Excerpts from a figure dataset |
%%

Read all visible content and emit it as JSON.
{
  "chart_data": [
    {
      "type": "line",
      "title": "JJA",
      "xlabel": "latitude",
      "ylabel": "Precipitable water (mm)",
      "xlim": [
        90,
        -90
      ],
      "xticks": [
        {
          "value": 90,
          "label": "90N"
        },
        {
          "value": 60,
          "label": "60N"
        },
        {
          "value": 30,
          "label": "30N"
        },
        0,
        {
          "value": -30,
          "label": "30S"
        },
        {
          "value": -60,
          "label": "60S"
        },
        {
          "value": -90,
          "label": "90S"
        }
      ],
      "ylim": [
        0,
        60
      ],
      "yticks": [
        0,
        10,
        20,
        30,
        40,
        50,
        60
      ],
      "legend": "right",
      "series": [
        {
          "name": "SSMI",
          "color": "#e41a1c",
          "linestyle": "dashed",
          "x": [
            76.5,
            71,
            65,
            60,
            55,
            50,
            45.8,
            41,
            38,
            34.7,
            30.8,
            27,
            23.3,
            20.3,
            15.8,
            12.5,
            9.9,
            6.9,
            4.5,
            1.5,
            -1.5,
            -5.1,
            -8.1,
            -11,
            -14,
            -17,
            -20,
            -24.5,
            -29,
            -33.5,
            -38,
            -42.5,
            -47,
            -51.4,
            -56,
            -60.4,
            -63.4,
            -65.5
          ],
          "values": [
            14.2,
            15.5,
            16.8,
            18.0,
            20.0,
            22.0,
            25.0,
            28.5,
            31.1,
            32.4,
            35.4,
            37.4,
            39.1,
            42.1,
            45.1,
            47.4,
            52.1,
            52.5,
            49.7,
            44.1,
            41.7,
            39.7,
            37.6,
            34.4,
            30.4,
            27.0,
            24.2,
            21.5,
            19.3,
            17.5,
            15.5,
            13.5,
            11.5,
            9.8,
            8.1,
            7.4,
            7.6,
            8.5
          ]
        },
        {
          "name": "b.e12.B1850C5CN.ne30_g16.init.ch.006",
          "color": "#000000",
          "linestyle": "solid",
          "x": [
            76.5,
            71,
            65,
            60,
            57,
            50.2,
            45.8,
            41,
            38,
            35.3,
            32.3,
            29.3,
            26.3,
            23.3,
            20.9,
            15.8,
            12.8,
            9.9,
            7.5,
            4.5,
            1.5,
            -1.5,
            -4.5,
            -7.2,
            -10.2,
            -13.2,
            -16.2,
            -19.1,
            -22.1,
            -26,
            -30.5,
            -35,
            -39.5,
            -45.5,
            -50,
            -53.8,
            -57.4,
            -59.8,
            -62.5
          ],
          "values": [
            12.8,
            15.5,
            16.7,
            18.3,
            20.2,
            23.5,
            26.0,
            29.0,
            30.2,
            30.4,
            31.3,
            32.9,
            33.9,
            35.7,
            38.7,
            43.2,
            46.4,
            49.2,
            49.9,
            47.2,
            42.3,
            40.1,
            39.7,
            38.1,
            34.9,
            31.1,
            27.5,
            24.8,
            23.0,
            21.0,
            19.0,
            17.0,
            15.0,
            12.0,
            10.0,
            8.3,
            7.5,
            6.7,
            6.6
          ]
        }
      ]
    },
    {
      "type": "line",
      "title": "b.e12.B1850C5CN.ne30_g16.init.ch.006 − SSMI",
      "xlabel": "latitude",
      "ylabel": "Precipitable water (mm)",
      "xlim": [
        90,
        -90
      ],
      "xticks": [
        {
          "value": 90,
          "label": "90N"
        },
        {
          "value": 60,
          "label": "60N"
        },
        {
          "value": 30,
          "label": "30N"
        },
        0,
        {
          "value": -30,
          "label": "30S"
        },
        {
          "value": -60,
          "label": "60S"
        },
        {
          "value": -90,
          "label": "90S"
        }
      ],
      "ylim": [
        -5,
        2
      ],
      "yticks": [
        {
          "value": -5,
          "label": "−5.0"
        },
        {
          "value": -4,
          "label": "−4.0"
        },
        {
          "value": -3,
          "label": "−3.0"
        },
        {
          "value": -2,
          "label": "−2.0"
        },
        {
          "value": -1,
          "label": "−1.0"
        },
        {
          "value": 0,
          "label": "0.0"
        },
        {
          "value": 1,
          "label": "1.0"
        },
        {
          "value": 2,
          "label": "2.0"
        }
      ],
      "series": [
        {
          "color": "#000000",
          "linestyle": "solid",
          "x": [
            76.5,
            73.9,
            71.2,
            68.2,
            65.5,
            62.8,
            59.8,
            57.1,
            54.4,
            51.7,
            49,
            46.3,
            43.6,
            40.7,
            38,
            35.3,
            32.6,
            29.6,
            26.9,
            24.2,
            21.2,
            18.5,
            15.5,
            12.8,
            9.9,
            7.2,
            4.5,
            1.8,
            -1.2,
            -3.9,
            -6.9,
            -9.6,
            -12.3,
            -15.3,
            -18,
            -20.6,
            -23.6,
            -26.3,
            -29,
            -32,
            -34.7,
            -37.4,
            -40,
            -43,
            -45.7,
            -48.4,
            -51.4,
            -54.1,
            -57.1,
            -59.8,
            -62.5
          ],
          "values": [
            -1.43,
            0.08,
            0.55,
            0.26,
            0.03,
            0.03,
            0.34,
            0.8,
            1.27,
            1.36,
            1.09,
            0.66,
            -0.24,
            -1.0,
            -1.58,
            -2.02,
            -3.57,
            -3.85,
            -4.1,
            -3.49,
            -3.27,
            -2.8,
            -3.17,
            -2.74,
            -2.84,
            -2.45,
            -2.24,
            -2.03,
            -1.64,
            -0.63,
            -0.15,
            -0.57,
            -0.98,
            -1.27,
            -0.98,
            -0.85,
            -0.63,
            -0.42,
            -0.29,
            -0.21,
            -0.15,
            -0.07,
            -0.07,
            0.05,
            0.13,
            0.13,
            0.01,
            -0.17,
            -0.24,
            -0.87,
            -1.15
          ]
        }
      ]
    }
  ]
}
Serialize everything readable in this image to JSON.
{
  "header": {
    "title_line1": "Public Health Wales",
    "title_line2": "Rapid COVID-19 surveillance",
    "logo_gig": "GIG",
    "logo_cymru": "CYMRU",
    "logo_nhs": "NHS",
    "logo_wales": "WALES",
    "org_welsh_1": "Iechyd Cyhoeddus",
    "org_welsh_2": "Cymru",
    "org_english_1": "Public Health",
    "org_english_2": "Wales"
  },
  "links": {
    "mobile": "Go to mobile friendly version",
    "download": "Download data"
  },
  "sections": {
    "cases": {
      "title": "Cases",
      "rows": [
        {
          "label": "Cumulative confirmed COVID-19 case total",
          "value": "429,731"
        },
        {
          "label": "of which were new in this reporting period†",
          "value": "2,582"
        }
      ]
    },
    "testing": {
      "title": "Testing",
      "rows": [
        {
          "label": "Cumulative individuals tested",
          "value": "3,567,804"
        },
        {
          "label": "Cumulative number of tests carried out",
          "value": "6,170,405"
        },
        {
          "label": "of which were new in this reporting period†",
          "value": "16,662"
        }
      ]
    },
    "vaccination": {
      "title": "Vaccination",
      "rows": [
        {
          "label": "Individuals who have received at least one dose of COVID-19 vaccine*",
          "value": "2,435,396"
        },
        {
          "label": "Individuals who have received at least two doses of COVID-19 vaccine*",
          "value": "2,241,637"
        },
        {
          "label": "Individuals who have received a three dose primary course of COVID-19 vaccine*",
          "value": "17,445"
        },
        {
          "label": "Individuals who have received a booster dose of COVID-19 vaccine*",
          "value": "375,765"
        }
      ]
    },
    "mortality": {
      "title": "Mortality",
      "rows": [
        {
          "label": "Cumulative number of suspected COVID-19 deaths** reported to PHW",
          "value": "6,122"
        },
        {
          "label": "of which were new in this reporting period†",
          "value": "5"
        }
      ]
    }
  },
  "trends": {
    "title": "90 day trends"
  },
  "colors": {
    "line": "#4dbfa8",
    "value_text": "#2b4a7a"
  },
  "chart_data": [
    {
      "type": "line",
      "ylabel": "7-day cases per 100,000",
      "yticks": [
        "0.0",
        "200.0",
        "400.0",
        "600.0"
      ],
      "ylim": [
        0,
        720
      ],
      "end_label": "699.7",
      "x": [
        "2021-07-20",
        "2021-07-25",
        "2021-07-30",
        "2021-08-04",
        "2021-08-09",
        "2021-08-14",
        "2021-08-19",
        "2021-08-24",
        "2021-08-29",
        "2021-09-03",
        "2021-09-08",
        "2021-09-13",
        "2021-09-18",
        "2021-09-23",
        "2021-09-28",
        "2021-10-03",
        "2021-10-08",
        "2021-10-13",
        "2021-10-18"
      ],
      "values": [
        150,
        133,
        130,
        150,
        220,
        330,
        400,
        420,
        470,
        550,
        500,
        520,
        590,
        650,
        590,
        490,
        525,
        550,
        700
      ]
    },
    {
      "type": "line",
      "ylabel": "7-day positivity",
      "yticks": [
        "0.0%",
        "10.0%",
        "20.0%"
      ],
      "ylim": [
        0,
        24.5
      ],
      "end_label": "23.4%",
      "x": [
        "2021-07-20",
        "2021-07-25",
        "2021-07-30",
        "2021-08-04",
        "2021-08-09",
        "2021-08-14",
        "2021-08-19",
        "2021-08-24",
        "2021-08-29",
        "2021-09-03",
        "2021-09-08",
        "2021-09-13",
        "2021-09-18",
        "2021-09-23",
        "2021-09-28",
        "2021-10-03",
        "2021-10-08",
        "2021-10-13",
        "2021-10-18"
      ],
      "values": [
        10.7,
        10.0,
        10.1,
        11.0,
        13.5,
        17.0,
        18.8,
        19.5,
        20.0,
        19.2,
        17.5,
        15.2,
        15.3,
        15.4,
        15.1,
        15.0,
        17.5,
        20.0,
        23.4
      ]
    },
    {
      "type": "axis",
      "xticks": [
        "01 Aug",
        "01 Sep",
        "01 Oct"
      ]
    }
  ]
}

%%

TASK BRIEF | Identify which lines contain the word "name" and copy each one.

CORRECT OUTPUT |
          "name": "SSMI",
          "name": "b.e12.B1850C5CN.ne30_g16.init.ch.006",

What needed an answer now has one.